### Exercise requirements
Exactly how many lines have the word "dialek"? Answer with the bare number.

### Provided information

╔══

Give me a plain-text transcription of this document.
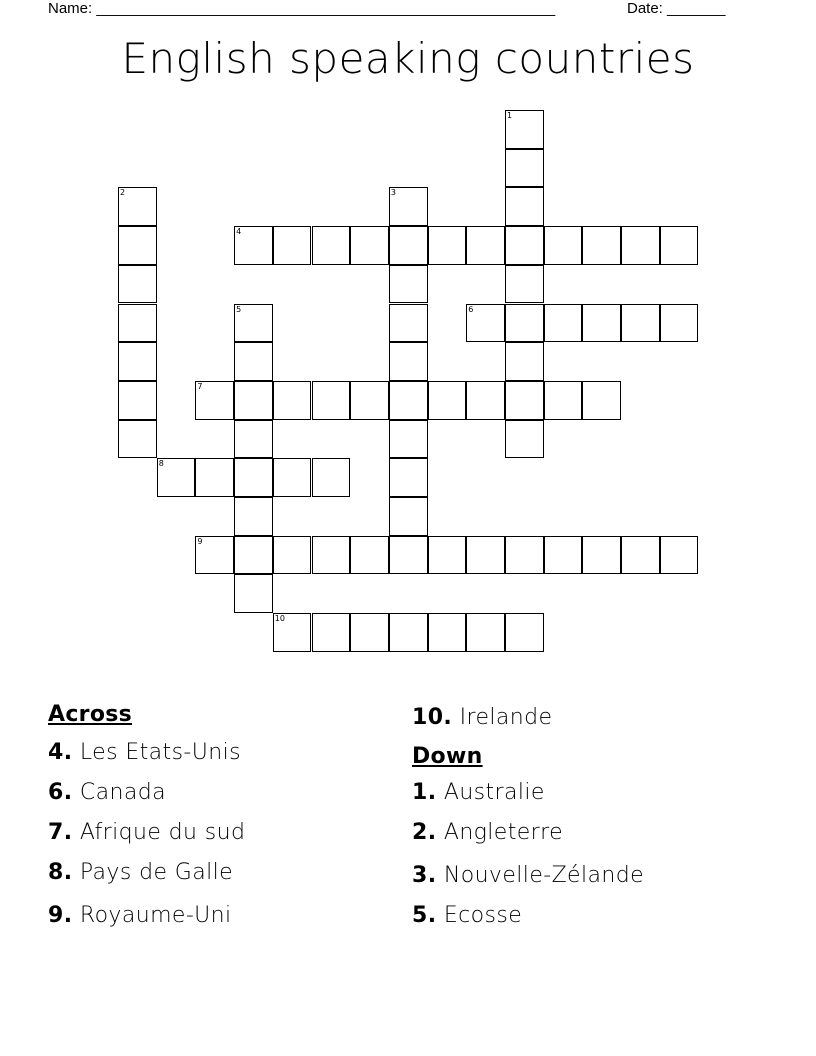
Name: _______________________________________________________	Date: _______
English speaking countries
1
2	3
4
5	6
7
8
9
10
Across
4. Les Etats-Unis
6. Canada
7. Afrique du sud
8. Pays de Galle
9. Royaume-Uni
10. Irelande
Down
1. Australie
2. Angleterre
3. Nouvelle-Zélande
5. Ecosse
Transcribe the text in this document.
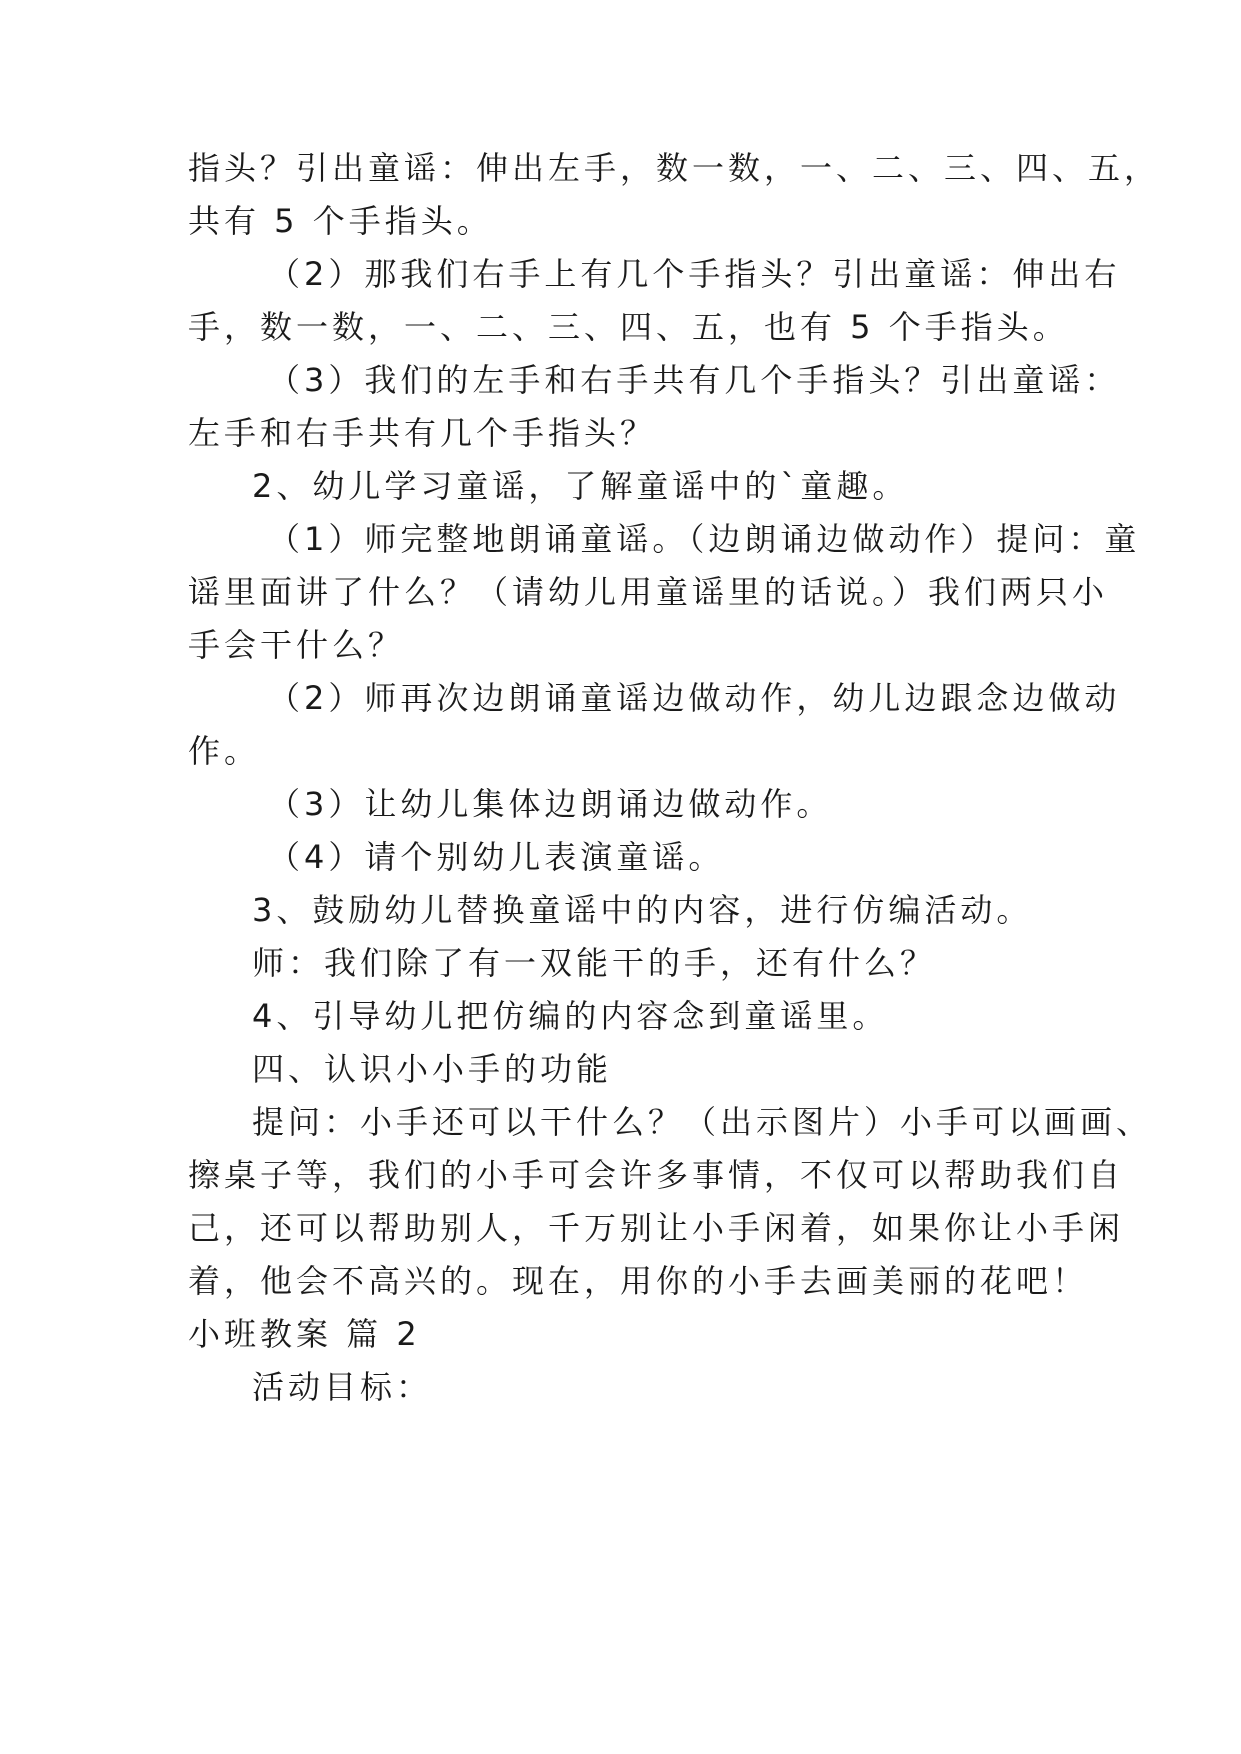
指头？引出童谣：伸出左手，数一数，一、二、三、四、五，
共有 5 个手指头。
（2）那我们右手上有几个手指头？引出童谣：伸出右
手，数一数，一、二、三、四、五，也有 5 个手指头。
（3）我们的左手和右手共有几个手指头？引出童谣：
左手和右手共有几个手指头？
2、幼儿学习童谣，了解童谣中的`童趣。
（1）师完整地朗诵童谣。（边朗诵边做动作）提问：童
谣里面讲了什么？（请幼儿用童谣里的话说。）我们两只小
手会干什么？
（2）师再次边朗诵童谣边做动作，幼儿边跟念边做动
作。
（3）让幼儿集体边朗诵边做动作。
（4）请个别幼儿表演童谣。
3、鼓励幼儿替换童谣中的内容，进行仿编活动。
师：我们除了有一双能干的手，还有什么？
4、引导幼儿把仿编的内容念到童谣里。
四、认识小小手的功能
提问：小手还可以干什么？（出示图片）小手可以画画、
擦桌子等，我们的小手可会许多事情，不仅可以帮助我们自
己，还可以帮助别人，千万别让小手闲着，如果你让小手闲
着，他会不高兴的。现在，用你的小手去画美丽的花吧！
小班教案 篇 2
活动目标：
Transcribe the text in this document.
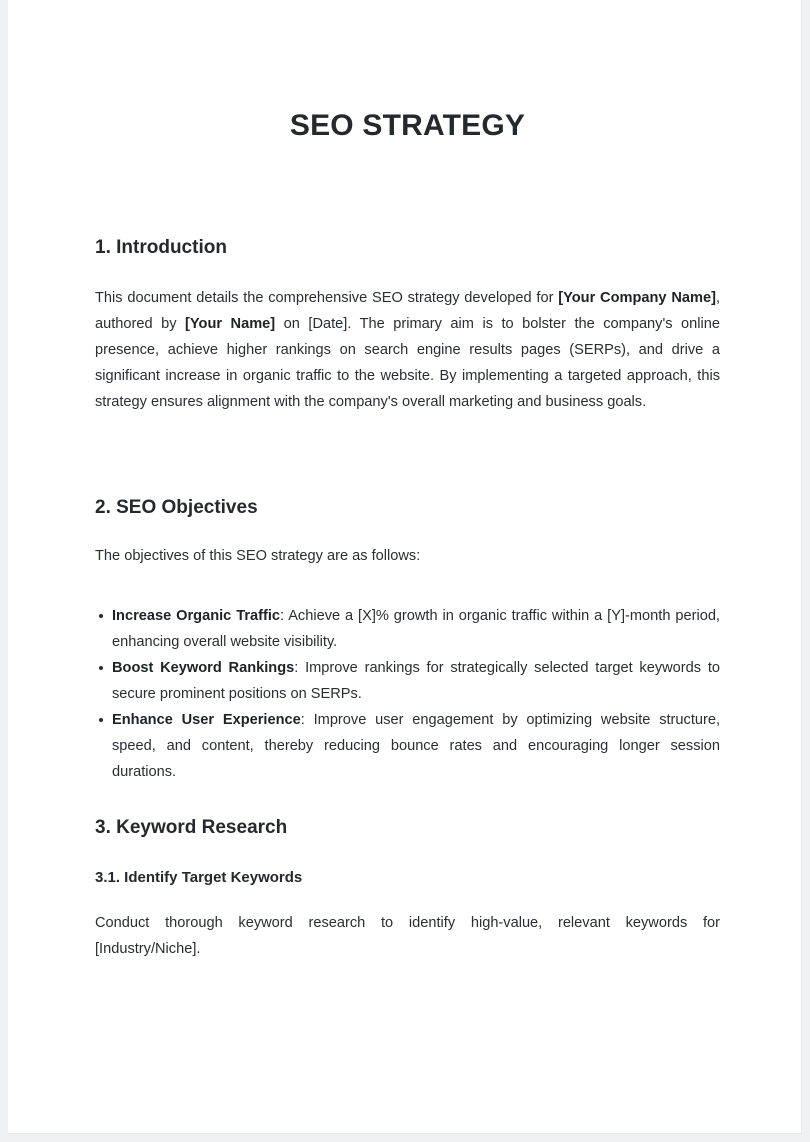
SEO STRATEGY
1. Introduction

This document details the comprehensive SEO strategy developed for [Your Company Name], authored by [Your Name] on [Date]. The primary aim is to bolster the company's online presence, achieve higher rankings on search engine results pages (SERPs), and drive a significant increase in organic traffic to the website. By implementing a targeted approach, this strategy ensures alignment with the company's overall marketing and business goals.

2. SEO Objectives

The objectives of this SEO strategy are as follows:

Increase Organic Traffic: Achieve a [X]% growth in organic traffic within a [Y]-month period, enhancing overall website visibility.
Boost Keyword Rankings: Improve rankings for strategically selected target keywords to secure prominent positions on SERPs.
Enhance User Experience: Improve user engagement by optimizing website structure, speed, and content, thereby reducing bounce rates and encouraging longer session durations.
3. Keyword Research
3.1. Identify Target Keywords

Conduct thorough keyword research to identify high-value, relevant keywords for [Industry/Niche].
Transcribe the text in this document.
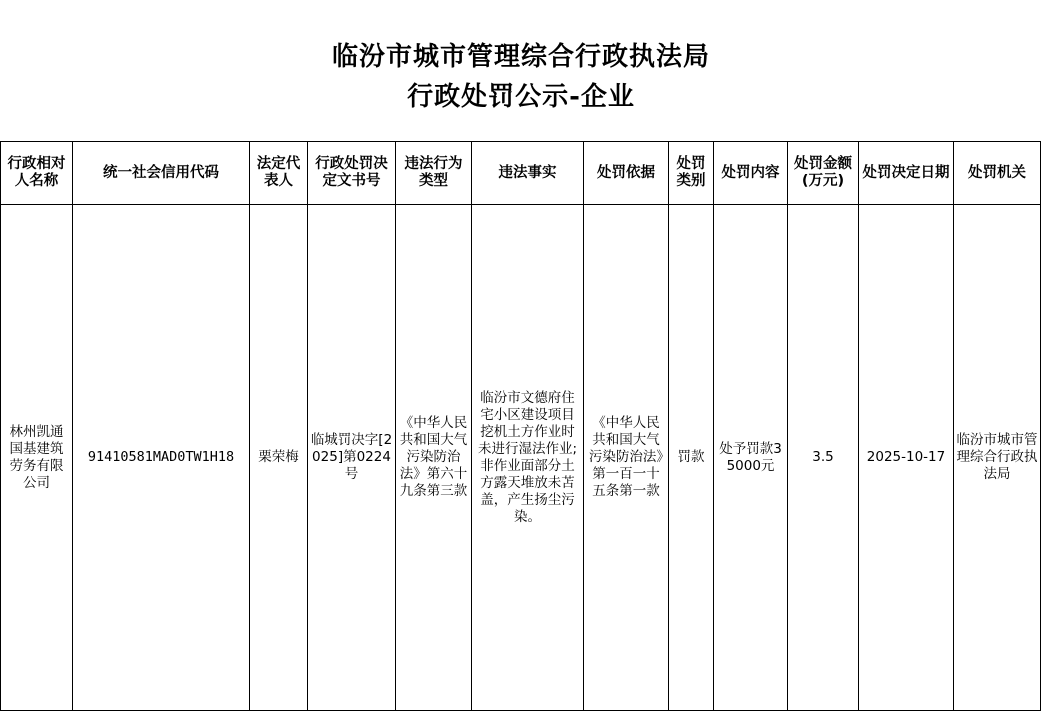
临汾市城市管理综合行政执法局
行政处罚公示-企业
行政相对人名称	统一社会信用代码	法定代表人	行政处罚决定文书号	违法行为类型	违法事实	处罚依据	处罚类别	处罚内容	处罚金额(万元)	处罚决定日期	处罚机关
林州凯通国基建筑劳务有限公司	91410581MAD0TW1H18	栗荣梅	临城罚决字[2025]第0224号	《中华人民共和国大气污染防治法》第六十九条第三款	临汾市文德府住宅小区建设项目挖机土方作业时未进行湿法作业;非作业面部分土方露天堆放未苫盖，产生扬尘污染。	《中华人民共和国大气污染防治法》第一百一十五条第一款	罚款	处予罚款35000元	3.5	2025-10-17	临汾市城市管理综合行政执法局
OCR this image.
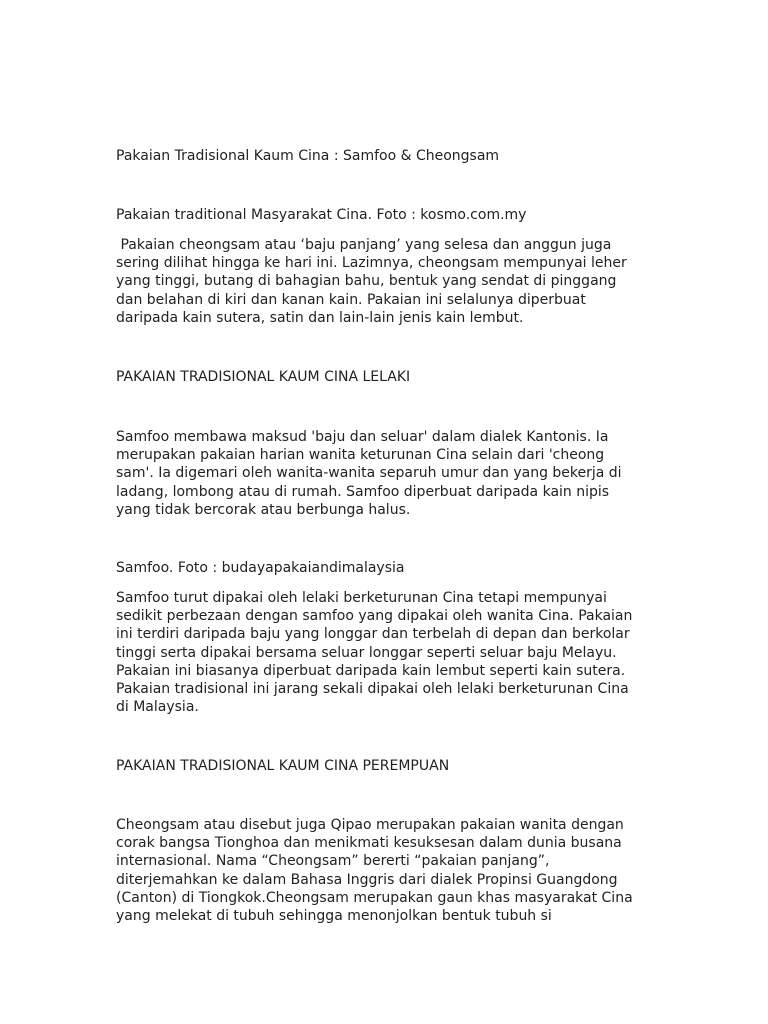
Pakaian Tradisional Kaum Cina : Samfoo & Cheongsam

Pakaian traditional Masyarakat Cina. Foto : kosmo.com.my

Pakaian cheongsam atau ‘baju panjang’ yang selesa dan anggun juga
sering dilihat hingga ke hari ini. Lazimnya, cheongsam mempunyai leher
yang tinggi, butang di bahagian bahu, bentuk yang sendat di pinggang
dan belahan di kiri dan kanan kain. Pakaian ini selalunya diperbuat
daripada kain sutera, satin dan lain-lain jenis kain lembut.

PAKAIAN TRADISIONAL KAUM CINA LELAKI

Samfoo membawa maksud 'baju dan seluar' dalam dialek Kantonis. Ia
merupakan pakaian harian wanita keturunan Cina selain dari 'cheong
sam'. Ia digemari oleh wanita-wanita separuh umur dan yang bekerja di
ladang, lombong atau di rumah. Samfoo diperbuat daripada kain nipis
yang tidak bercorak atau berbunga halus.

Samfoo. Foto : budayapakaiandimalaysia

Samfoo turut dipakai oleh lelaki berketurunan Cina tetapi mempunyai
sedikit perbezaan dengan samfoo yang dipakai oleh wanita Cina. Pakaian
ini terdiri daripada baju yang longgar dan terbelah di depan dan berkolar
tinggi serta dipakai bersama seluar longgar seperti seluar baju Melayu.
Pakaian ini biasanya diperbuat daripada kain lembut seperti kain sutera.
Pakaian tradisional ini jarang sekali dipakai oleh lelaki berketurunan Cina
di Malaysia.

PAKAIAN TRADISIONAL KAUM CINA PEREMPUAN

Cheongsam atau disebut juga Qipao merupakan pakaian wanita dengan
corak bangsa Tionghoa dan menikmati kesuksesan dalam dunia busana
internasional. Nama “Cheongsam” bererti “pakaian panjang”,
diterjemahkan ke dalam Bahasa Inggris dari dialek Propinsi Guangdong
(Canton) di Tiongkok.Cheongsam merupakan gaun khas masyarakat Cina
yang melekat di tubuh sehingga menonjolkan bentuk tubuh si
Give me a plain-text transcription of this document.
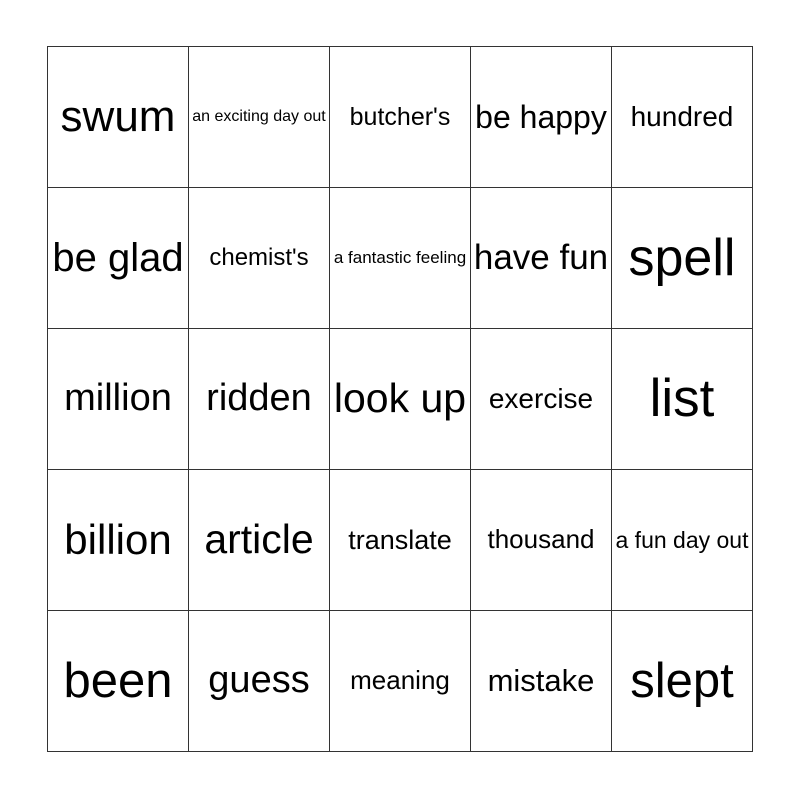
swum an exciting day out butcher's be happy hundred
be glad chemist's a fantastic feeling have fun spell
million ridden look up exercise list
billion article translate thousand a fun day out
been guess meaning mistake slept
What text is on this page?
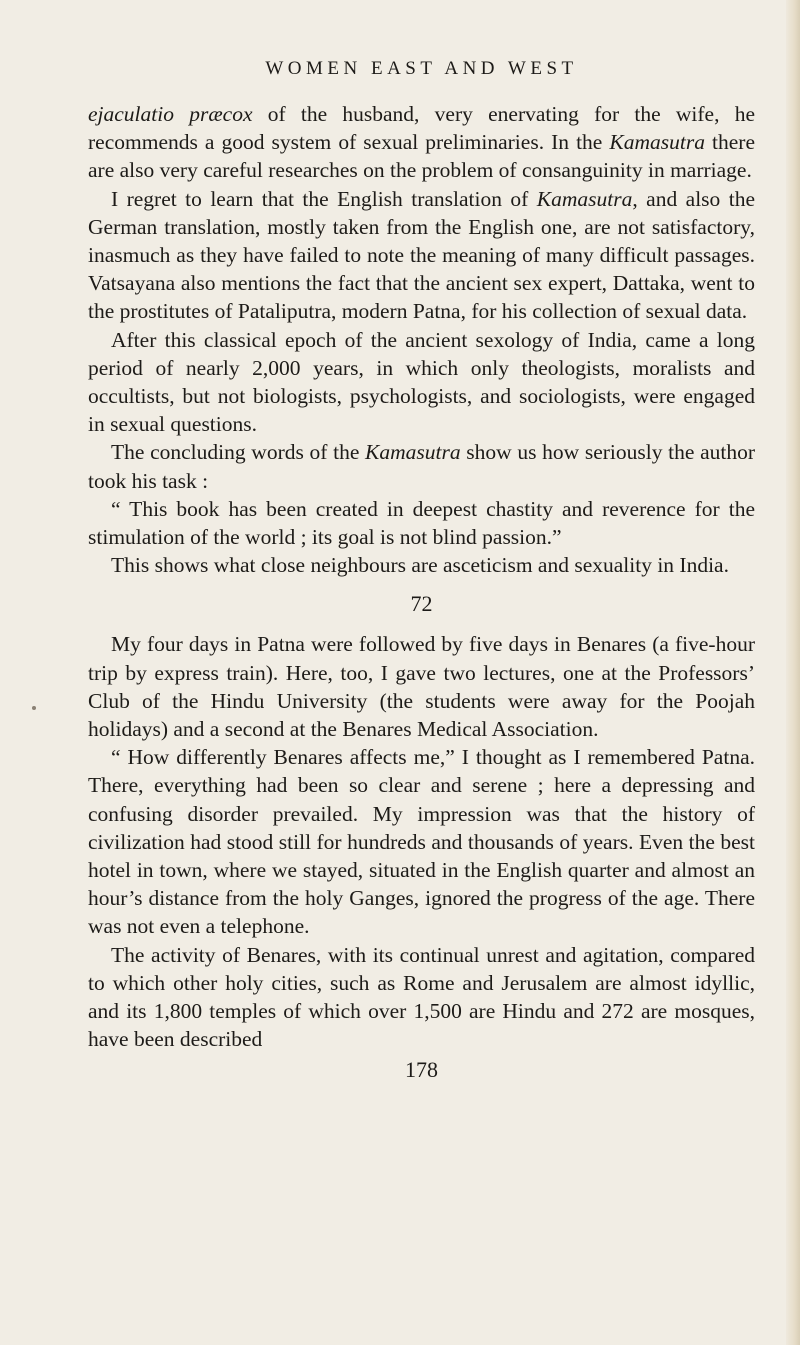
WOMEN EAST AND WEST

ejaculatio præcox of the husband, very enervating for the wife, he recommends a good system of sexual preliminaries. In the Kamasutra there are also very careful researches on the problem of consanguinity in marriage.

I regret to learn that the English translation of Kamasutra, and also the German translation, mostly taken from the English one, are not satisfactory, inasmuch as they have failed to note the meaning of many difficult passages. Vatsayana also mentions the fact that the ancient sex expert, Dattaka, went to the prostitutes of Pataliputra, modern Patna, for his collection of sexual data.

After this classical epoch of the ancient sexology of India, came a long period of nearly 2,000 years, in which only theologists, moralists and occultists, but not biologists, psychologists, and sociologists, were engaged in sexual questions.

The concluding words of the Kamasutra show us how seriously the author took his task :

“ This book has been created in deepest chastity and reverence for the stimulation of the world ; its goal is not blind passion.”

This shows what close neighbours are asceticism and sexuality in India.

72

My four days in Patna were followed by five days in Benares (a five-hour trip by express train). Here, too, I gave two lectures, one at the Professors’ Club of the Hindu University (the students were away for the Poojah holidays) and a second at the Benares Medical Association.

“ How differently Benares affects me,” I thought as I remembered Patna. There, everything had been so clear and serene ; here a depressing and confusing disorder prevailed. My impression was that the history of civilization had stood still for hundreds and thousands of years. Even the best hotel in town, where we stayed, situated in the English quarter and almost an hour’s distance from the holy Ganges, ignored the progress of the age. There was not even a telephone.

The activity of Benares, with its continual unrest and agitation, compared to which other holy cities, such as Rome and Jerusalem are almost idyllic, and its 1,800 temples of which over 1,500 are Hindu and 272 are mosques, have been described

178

╚══

### Exercise solution
2